New York, NY – It’s 10 a.m. and Nurse T. has rushed into Mr. M’s room because a monitor is showing his oxygen levels have fallen dramatically.
She sends a pliant plastic suction catheter down Mr. M’s endotracheal (breathing) tube in an effort to suck out the thick, bloody secretions that have choked the airways of his lung. The secretions have filled the tiny air sacs that expand and contract with inspiration and expiration. But now, the thick, tenacious secretions have also clogged the tube — Nurse T. cannot suction out any secretions; the ventilator cannot deliver the oxygen the patient needs to survive, even when the machine is set at 100% O2.
Mr. M. is a 61-year-old African-American male with long dreadlocks, tattoos on his arms and an arterial-venous fistula where he used to receive kidney dialysis. A kidney transplant patient and diabetic, he is profoundly immune-compromised and unable to fight off the Covid-19 virus. Mr. M’s wife and three children have not visited him since he was admitted to the medical ward, now essentially a Covid-19 unit.
Two days ago, Mr. M. transferred to the ICU with severe difficulty breathing, low oxygen levels in the blood and falling blood pressure. He was intubated and sedated. The ventilation system forms a closed seal, so when the nurse snakes the suction catheter down the endo tube, she can suck out the secretions without releasing droplets into the air. The staff makes every effort to minimize dispersion of droplets, knowing they will drift out of the room when the door is opened, and that the nurse herself will leave the room dusted with virus if the seal is broken.
During the night the pharmacy ran out of Fentanyl, the primary opiate infusion they use to sedate the patient. Morphine is also gone, as are the primary anesthetic Propofol and the sedative midazolam. Nurse T. has struggled to keep her patient calm with intermittent injections of Ativan, but this drug, too, is in desperately short supply, and she hasn’t enough to keep the patient sedated.
Half-wake and mad with the feeling of suffocation that his drowning lungs produce, the patient starts to breath rapidly. His respiratory rate is in the 50’s – so rapid and shallow that he never takes in any fresh air. This makes the feeling of drowning even worse.
M.’s heart rate climbs to 150…160..170..180! At this rate the heart hasn’t time to fill during the relaxation phase of the cardiac cycle. Its output drops to a miniscule volume, dropping his blood pressure down…down… down.
Nurse T. disconnects the tubing from the endo tube and attaches the Ambu bag. She vigorously squeezes the bag while the ventilator alarm sounds, but still she cannot force oxygen into the patient’s lung, the distal (end) portion of the tube is completely blocked. She yells for the crash cart, explaining she cannot suction the patient. The critical care team rushes into the cramped room.

----

## Exercise requirements
#1 In the ICU account, which drug does Nurse T. use for intermittent injections to keep her patient calm?
#2 Quote the ICU account starting at "Mr. M. is a" and ending at "a Covid-19 unit.".
#3 Do these statements agree with the ICU account? For each, answer yes or no and quote the words that decide it.
(a) Mr. M.'s wife and children have visited him regularly on the ward.
(b) The pharmacy ran out of Fentanyl during the night.
(c) Mr. M.'s respiratory rate is in the 30's.
The listing that follows comes from a separate source.

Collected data
----

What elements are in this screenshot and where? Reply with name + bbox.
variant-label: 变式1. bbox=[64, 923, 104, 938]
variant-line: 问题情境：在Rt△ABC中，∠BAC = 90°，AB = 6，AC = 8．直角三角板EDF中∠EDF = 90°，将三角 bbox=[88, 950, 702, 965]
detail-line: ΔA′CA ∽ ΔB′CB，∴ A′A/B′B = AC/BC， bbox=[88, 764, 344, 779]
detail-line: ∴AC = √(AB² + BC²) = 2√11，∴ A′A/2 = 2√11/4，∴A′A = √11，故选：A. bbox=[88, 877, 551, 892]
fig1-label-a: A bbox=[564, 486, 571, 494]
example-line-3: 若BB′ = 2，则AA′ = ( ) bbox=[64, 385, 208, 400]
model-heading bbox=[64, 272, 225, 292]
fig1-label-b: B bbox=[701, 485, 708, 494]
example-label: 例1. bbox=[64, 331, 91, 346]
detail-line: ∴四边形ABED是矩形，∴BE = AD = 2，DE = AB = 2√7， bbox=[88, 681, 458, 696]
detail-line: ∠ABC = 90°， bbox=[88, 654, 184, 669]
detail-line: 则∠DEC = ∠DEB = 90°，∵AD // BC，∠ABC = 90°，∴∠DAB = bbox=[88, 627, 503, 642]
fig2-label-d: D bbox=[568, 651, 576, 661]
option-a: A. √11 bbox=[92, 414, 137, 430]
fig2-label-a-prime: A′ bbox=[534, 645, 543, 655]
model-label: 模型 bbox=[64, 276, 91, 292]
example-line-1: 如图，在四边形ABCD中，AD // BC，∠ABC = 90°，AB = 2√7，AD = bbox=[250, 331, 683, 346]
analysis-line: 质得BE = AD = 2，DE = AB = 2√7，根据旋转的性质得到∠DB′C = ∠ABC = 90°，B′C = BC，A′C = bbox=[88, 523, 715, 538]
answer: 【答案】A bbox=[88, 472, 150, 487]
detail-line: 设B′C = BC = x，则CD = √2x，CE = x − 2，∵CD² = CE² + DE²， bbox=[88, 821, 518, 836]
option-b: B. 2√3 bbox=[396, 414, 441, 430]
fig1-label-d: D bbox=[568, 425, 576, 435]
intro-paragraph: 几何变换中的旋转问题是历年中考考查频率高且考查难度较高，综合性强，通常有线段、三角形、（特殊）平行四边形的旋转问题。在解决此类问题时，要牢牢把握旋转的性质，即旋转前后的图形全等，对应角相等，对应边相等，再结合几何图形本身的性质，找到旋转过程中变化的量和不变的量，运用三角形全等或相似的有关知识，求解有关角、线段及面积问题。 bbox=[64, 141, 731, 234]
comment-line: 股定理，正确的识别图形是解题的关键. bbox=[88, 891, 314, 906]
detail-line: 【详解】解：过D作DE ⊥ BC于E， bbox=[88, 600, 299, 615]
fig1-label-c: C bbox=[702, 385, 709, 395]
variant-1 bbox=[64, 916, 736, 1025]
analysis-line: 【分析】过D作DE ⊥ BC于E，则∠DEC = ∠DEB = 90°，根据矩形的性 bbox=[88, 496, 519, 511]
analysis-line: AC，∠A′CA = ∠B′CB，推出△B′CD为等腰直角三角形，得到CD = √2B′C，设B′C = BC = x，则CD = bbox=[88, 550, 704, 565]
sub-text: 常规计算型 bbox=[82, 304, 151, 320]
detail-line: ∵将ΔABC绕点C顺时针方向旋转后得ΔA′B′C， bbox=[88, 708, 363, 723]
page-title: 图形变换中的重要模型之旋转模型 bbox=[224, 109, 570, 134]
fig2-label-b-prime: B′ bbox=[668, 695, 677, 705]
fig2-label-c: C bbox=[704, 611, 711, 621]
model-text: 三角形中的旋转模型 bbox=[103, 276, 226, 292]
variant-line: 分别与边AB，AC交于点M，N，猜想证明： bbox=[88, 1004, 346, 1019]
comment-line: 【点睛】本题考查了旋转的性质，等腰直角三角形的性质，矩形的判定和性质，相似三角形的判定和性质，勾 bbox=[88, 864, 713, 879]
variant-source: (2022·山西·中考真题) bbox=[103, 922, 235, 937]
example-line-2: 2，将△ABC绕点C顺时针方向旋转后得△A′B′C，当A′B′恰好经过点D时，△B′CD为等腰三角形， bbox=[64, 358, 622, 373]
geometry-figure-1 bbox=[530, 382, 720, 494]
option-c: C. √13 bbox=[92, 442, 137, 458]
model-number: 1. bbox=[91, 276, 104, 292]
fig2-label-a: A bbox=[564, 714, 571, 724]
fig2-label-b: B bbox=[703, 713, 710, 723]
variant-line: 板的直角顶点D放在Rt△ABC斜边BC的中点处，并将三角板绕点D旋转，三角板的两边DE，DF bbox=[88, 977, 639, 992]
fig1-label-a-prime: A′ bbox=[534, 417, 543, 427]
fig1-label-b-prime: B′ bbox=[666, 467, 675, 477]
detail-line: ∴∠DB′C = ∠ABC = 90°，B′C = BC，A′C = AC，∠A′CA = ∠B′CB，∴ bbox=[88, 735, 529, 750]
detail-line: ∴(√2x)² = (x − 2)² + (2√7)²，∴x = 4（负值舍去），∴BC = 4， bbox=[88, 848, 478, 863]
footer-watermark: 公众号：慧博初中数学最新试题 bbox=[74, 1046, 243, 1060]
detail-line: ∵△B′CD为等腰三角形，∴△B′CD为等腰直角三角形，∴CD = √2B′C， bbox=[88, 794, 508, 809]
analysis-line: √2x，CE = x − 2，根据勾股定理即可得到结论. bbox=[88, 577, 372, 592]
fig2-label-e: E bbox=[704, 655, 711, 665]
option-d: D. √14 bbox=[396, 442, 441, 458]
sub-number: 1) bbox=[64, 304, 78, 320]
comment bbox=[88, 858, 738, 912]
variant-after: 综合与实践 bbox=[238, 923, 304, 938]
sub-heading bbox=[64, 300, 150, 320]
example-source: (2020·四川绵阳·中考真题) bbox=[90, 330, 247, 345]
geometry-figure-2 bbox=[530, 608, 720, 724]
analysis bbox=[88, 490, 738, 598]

----

## Numbered responses
#1 Ativan

#2
Mr. M. is a 61-year-old African-American male with long dreadlocks, tattoos on his arms and an arterial-venous fistula where he used to receive kidney dialysis. A kidney transplant patient and diabetic, he is profoundly immune-compromised and unable to fight off the Covid-19 virus. Mr. M’s wife and three children have not visited him since he was admitted to the medical ward, now essentially a Covid-19 unit.

#3
(a) No: "Mr. M’s wife and three children have not visited him since he was admitted to the medical ward"
(b) Yes: "During the night the pharmacy ran out of Fentanyl"
(c) No: "His respiratory rate is in the 50’s"